Goal: Repeat the entries below exactly as they appear, with no pictures.

=== Stored records ===

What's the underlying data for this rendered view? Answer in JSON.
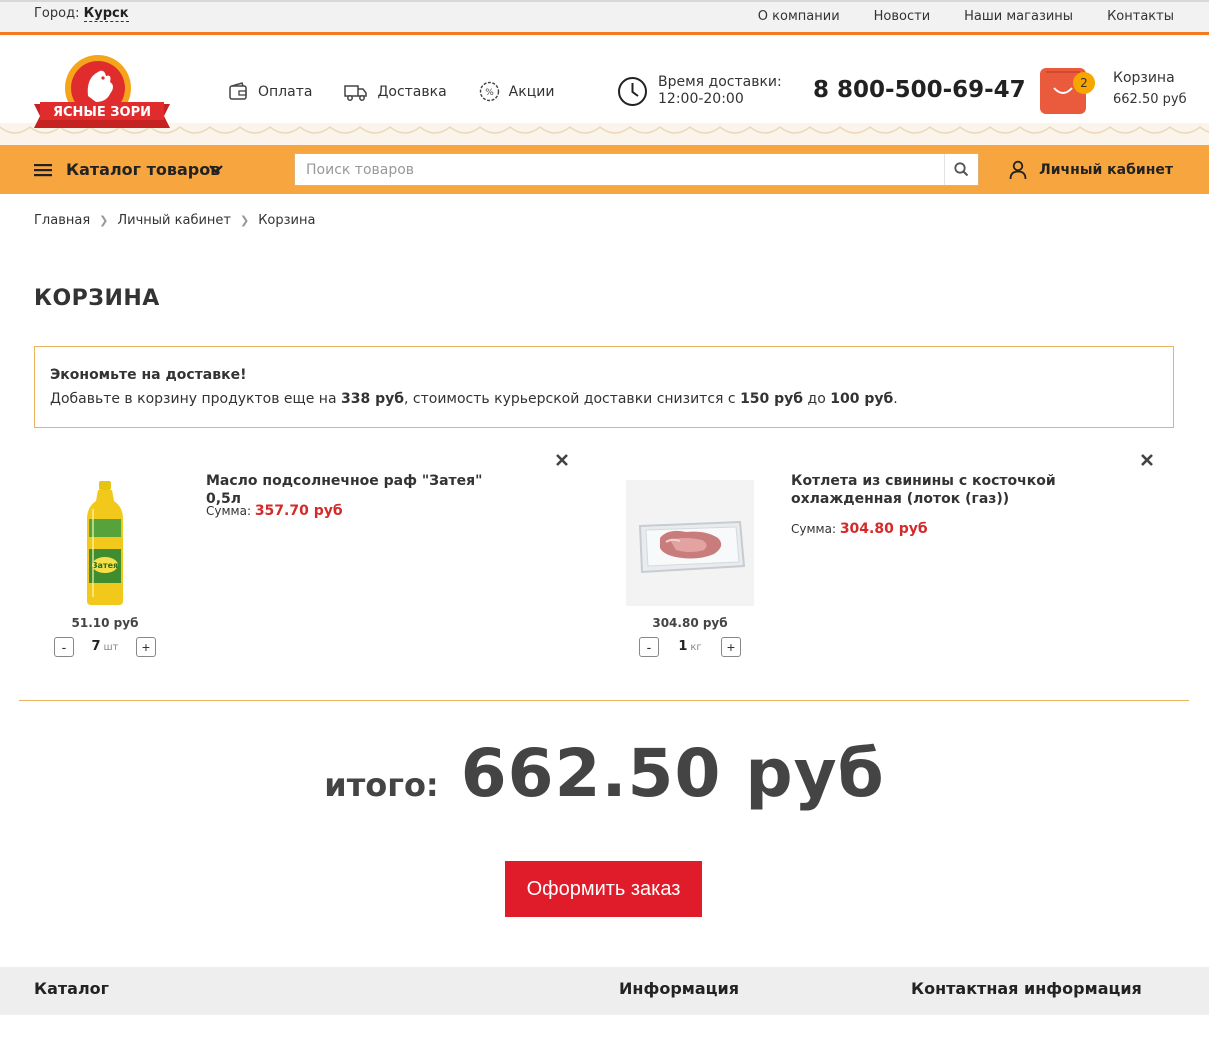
{
  "topbar": {
    "city_label": "Город:",
    "city_value": "Курск",
    "links": [
      "О компании",
      "Новости",
      "Наши магазины",
      "Контакты"
    ]
  },
  "header": {
    "logo_text": "ЯСНЫЕ ЗОРИ",
    "links": {
      "payment": "Оплата",
      "delivery": "Доставка",
      "promo": "Акции"
    },
    "delivery_time_label": "Время доставки:",
    "delivery_time_value": "12:00-20:00",
    "phone": "8 800-500-69-47",
    "cart_label": "Корзина",
    "cart_sum": "662.50 руб",
    "cart_count": "2"
  },
  "navbar": {
    "catalog_label": "Каталог товаров",
    "search_placeholder": "Поиск товаров",
    "account_label": "Личный кабинет"
  },
  "breadcrumb": [
    "Главная",
    "Личный кабинет",
    "Корзина"
  ],
  "page_title": "КОРЗИНА",
  "notice": {
    "title": "Экономьте на доставке!",
    "text_1": "Добавьте в корзину продуктов еще на ",
    "amount": "338 руб",
    "text_2": ", стоимость курьерской доставки снизится с ",
    "from": "150 руб",
    "text_3": " до ",
    "to": "100 руб",
    "text_4": "."
  },
  "items": [
    {
      "name": "Масло подсолнечное раф \"Затея\" 0,5л",
      "sum_label": "Сумма:",
      "sum": "357.70 руб",
      "unit_price": "51.10 руб",
      "qty": "7",
      "unit": "шт",
      "image": "oil-bottle"
    },
    {
      "name": "Котлета из свинины с косточкой охлажденная (лоток (газ))",
      "sum_label": "Сумма:",
      "sum": "304.80 руб",
      "unit_price": "304.80 руб",
      "qty": "1",
      "unit": "кг",
      "image": "meat-tray"
    }
  ],
  "total": {
    "label": "итого:",
    "value": "662.50 руб"
  },
  "order_button": "Оформить заказ",
  "footer": {
    "catalog": "Каталог",
    "info": "Информация",
    "contacts": "Контактная информация"
  },
  "colors": {
    "accent_orange": "#f7a53f",
    "price_red": "#d42a2a",
    "order_button": "#e01b2a",
    "cart_bag": "#ea5a3d"
  }
}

===

Exercise output:
What's the underlying data for this rendered view? Answer in JSON.
{
  "topbar": {
    "city_label": "Город:",
    "city_value": "Курск",
    "links": [
      "О компании",
      "Новости",
      "Наши магазины",
      "Контакты"
    ]
  },
  "header": {
    "logo_text": "ЯСНЫЕ ЗОРИ",
    "links": {
      "payment": "Оплата",
      "delivery": "Доставка",
      "promo": "Акции"
    },
    "delivery_time_label": "Время доставки:",
    "delivery_time_value": "12:00-20:00",
    "phone": "8 800-500-69-47",
    "cart_label": "Корзина",
    "cart_sum": "662.50 руб",
    "cart_count": "2"
  },
  "navbar": {
    "catalog_label": "Каталог товаров",
    "search_placeholder": "Поиск товаров",
    "account_label": "Личный кабинет"
  },
  "breadcrumb": [
    "Главная",
    "Личный кабинет",
    "Корзина"
  ],
  "page_title": "КОРЗИНА",
  "notice": {
    "title": "Экономьте на доставке!",
    "text_1": "Добавьте в корзину продуктов еще на ",
    "amount": "338 руб",
    "text_2": ", стоимость курьерской доставки снизится с ",
    "from": "150 руб",
    "text_3": " до ",
    "to": "100 руб",
    "text_4": "."
  },
  "items": [
    {
      "name": "Масло подсолнечное раф \"Затея\" 0,5л",
      "sum_label": "Сумма:",
      "sum": "357.70 руб",
      "unit_price": "51.10 руб",
      "qty": "7",
      "unit": "шт",
      "image": "oil-bottle"
    },
    {
      "name": "Котлета из свинины с косточкой охлажденная (лоток (газ))",
      "sum_label": "Сумма:",
      "sum": "304.80 руб",
      "unit_price": "304.80 руб",
      "qty": "1",
      "unit": "кг",
      "image": "meat-tray"
    }
  ],
  "total": {
    "label": "итого:",
    "value": "662.50 руб"
  },
  "order_button": "Оформить заказ",
  "footer": {
    "catalog": "Каталог",
    "info": "Информация",
    "contacts": "Контактная информация"
  },
  "colors": {
    "accent_orange": "#f7a53f",
    "price_red": "#d42a2a",
    "order_button": "#e01b2a",
    "cart_bag": "#ea5a3d"
  }
}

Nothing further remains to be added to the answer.